Starting with the line that holds "Type out the text in this image.", repeat each line through the last one below, exactly. Pictures stay out.

+++

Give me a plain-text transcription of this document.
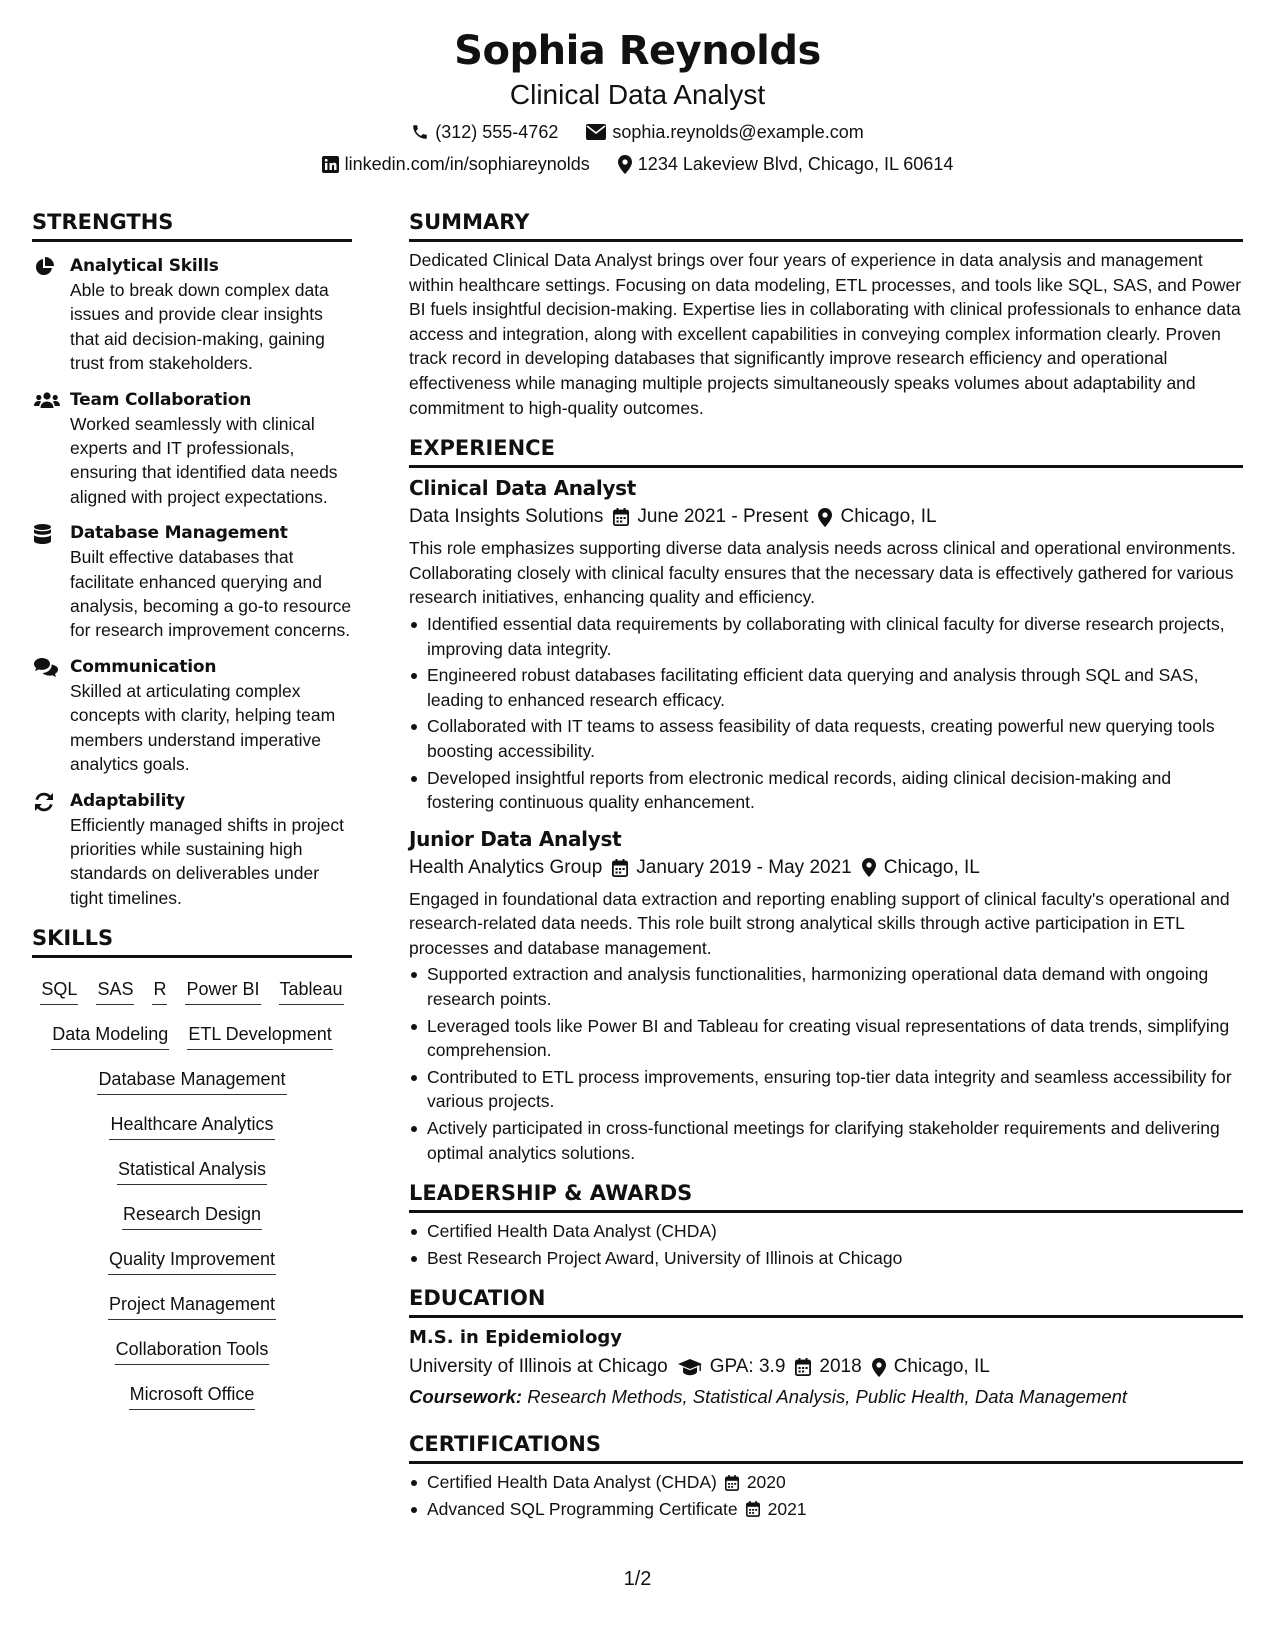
Sophia Reynolds
Clinical Data Analyst
(312) 555-4762	sophia.reynolds@example.com
linkedin.com/in/sophiareynolds	1234 Lakeview Blvd, Chicago, IL 60614
STRENGTHS
Analytical Skills
Able to break down complex data issues and provide clear insights that aid decision-making, gaining trust from stakeholders.
Team Collaboration
Worked seamlessly with clinical experts and IT professionals, ensuring that identified data needs aligned with project expectations.
Database Management
Built effective databases that facilitate enhanced querying and analysis, becoming a go-to resource for research improvement concerns.
Communication
Skilled at articulating complex concepts with clarity, helping team members understand imperative analytics goals.
Adaptability
Efficiently managed shifts in project priorities while sustaining high standards on deliverables under tight timelines.
SKILLS
SQL SAS R Power BI Tableau
Data Modeling ETL Development
Database Management
Healthcare Analytics
Statistical Analysis
Research Design
Quality Improvement
Project Management
Collaboration Tools
Microsoft Office
SUMMARY
Dedicated Clinical Data Analyst brings over four years of experience in data analysis and management within healthcare settings. Focusing on data modeling, ETL processes, and tools like SQL, SAS, and Power BI fuels insightful decision-making. Expertise lies in collaborating with clinical professionals to enhance data access and integration, along with excellent capabilities in conveying complex information clearly. Proven track record in developing databases that significantly improve research efficiency and operational effectiveness while managing multiple projects simultaneously speaks volumes about adaptability and commitment to high-quality outcomes.
EXPERIENCE
Clinical Data Analyst
Data Insights Solutions June 2021 - Present Chicago, IL
This role emphasizes supporting diverse data analysis needs across clinical and operational environments. Collaborating closely with clinical faculty ensures that the necessary data is effectively gathered for various research initiatives, enhancing quality and efficiency.
Identified essential data requirements by collaborating with clinical faculty for diverse research projects, improving data integrity.
Engineered robust databases facilitating efficient data querying and analysis through SQL and SAS, leading to enhanced research efficacy.
Collaborated with IT teams to assess feasibility of data requests, creating powerful new querying tools boosting accessibility.
Developed insightful reports from electronic medical records, aiding clinical decision-making and fostering continuous quality enhancement.
Junior Data Analyst
Health Analytics Group January 2019 - May 2021 Chicago, IL
Engaged in foundational data extraction and reporting enabling support of clinical faculty's operational and research-related data needs. This role built strong analytical skills through active participation in ETL processes and database management.
Supported extraction and analysis functionalities, harmonizing operational data demand with ongoing research points.
Leveraged tools like Power BI and Tableau for creating visual representations of data trends, simplifying comprehension.
Contributed to ETL process improvements, ensuring top-tier data integrity and seamless accessibility for various projects.
Actively participated in cross-functional meetings for clarifying stakeholder requirements and delivering optimal analytics solutions.
LEADERSHIP & AWARDS
Certified Health Data Analyst (CHDA)
Best Research Project Award, University of Illinois at Chicago
EDUCATION
M.S. in Epidemiology
University of Illinois at Chicago GPA: 3.9 2018 Chicago, IL
Coursework: Research Methods, Statistical Analysis, Public Health, Data Management
CERTIFICATIONS
Certified Health Data Analyst (CHDA) 2020
Advanced SQL Programming Certificate 2021
1/2
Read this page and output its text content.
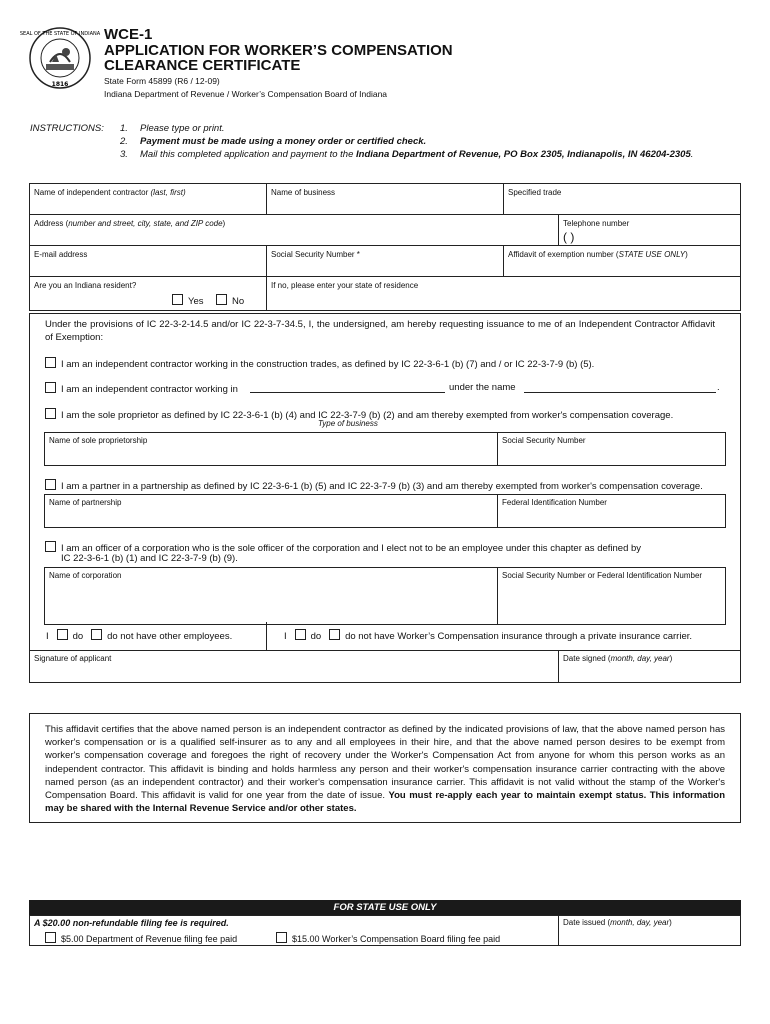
SEAL OF THE STATE OF INDIANA
1816
WCE-1
APPLICATION FOR WORKER’S COMPENSATION
CLEARANCE CERTIFICATE
State Form 45899 (R6 / 12-09)
Indiana Department of Revenue / Worker’s Compensation Board of Indiana
INSTRUCTIONS: 1. Please type or print.
2. Payment must be made using a money order or certified check.
3. Mail this completed application and payment to the Indiana Department of Revenue, PO Box 2305, Indianapolis, IN 46204-2305.
Name of independent contractor (last, first)	Name of business	Specified trade
Address (number and street, city, state, and ZIP code)	Telephone number
( )
E-mail address	Social Security Number *	Affidavit of exemption number (STATE USE ONLY)
Are you an Indiana resident?
Yes	No
If no, please enter your state of residence
Under the provisions of IC 22-3-2-14.5 and/or IC 22-3-7-34.5, I, the undersigned, am hereby requesting issuance to me of an Independent Contractor Affidavit of Exemption:
I am an independent contractor working in the construction trades, as defined by IC 22-3-6-1 (b) (7) and / or IC 22-3-7-9 (b) (5).
I am an independent contractor working in	under the name	.
I am the sole proprietor as defined by IC 22-3-6-1 (b) (4) and IC 22-3-7-9 (b) (2) and am thereby exempted from worker's compensation coverage.
Type of business
Name of sole proprietorship	Social Security Number
I am a partner in a partnership as defined by IC 22-3-6-1 (b) (5) and IC 22-3-7-9 (b) (3) and am thereby exempted from worker's compensation coverage.
Name of partnership	Federal Identification Number
I am an officer of a corporation who is the sole officer of the corporation and I elect not to be an employee under this chapter as defined by
IC 22-3-6-1 (b) (1) and IC 22-3-7-9 (b) (9).
Name of corporation	Social Security Number or Federal Identification Number
I	do	do not have other employees.	I	do	do not have Worker’s Compensation insurance through a private insurance carrier.
Signature of applicant	Date signed (month, day, year)
This affidavit certifies that the above named person is an independent contractor as defined by the indicated provisions of law, that the above named person has worker's compensation or is a qualified self-insurer as to any and all employees in their hire, and that the above named person desires to be exempt from worker's compensation coverage and foregoes the right of recovery under the Worker's Compensation Act from anyone for whom this person works as an independent contractor. This affidavit is binding and holds harmless any person and their worker's compensation insurance carrier contracting with the above named person (as an independent contractor) and their worker's compensation insurance carrier. This affidavit is not valid without the stamp of the Worker's Compensation Board. This affidavit is valid for one year from the date of issue. You must re-apply each year to maintain exempt status. This information may be shared with the Internal Revenue Service and/or other states.
FOR STATE USE ONLY
A $20.00 non-refundable filing fee is required.
$5.00 Department of Revenue filing fee paid	$15.00 Worker’s Compensation Board filing fee paid
Date issued (month, day, year)
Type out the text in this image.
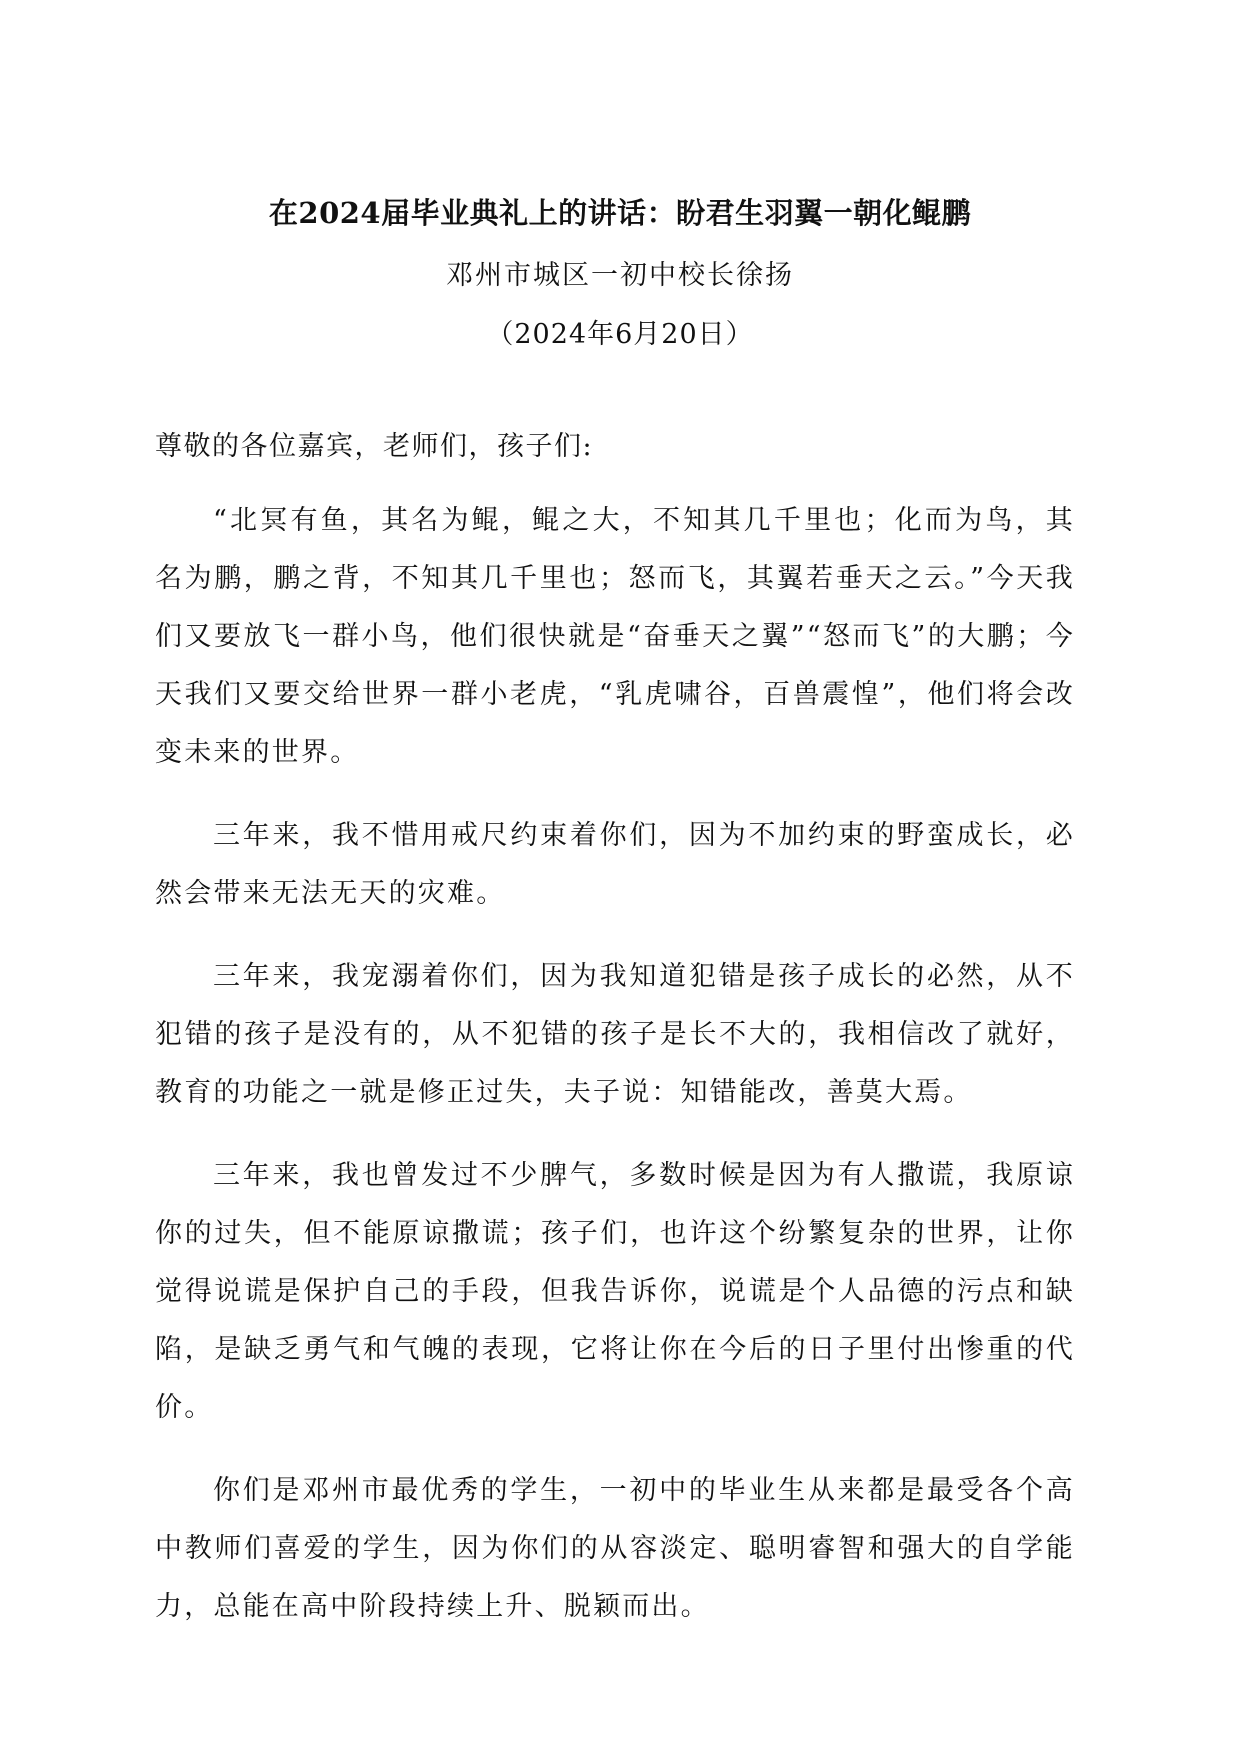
在2024届毕业典礼上的讲话：盼君生羽翼一朝化鲲鹏
邓州市城区一初中校长徐扬
（2024年6月20日）

尊敬的各位嘉宾，老师们，孩子们:

“北冥有鱼，其名为鲲，鲲之大，不知其几千里也；化而为鸟，其名为鹏，鹏之背，不知其几千里也；怒而飞，其翼若垂天之云。”今天我们又要放飞一群小鸟，他们很快就是“奋垂天之翼”“怒而飞”的大鹏；今天我们又要交给世界一群小老虎，“乳虎啸谷，百兽震惶”，他们将会改变未来的世界。

三年来，我不惜用戒尺约束着你们，因为不加约束的野蛮成长，必然会带来无法无天的灾难。

三年来，我宠溺着你们，因为我知道犯错是孩子成长的必然，从不犯错的孩子是没有的，从不犯错的孩子是长不大的，我相信改了就好，教育的功能之一就是修正过失，夫子说：知错能改，善莫大焉。

三年来，我也曾发过不少脾气，多数时候是因为有人撒谎，我原谅你的过失，但不能原谅撒谎；孩子们，也许这个纷繁复杂的世界，让你觉得说谎是保护自己的手段，但我告诉你，说谎是个人品德的污点和缺陷，是缺乏勇气和气魄的表现，它将让你在今后的日子里付出惨重的代价。

你们是邓州市最优秀的学生，一初中的毕业生从来都是最受各个高中教师们喜爱的学生，因为你们的从容淡定、聪明睿智和强大的自学能力，总能在高中阶段持续上升、脱颖而出。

+++

The response —
Type out the text in this image.
在2024届毕业典礼上的讲话：盼君生羽翼一朝化鲲鹏
邓州市城区一初中校长徐扬
（2024年6月20日）

尊敬的各位嘉宾，老师们，孩子们:

“北冥有鱼，其名为鲲，鲲之大，不知其几千里也；化而为鸟，其名为鹏，鹏之背，不知其几千里也；怒而飞，其翼若垂天之云。”今天我们又要放飞一群小鸟，他们很快就是“奋垂天之翼”“怒而飞”的大鹏；今天我们又要交给世界一群小老虎，“乳虎啸谷，百兽震惶”，他们将会改变未来的世界。

三年来，我不惜用戒尺约束着你们，因为不加约束的野蛮成长，必然会带来无法无天的灾难。

三年来，我宠溺着你们，因为我知道犯错是孩子成长的必然，从不犯错的孩子是没有的，从不犯错的孩子是长不大的，我相信改了就好，教育的功能之一就是修正过失，夫子说：知错能改，善莫大焉。

三年来，我也曾发过不少脾气，多数时候是因为有人撒谎，我原谅你的过失，但不能原谅撒谎；孩子们，也许这个纷繁复杂的世界，让你觉得说谎是保护自己的手段，但我告诉你，说谎是个人品德的污点和缺陷，是缺乏勇气和气魄的表现，它将让你在今后的日子里付出惨重的代价。

你们是邓州市最优秀的学生，一初中的毕业生从来都是最受各个高中教师们喜爱的学生，因为你们的从容淡定、聪明睿智和强大的自学能力，总能在高中阶段持续上升、脱颖而出。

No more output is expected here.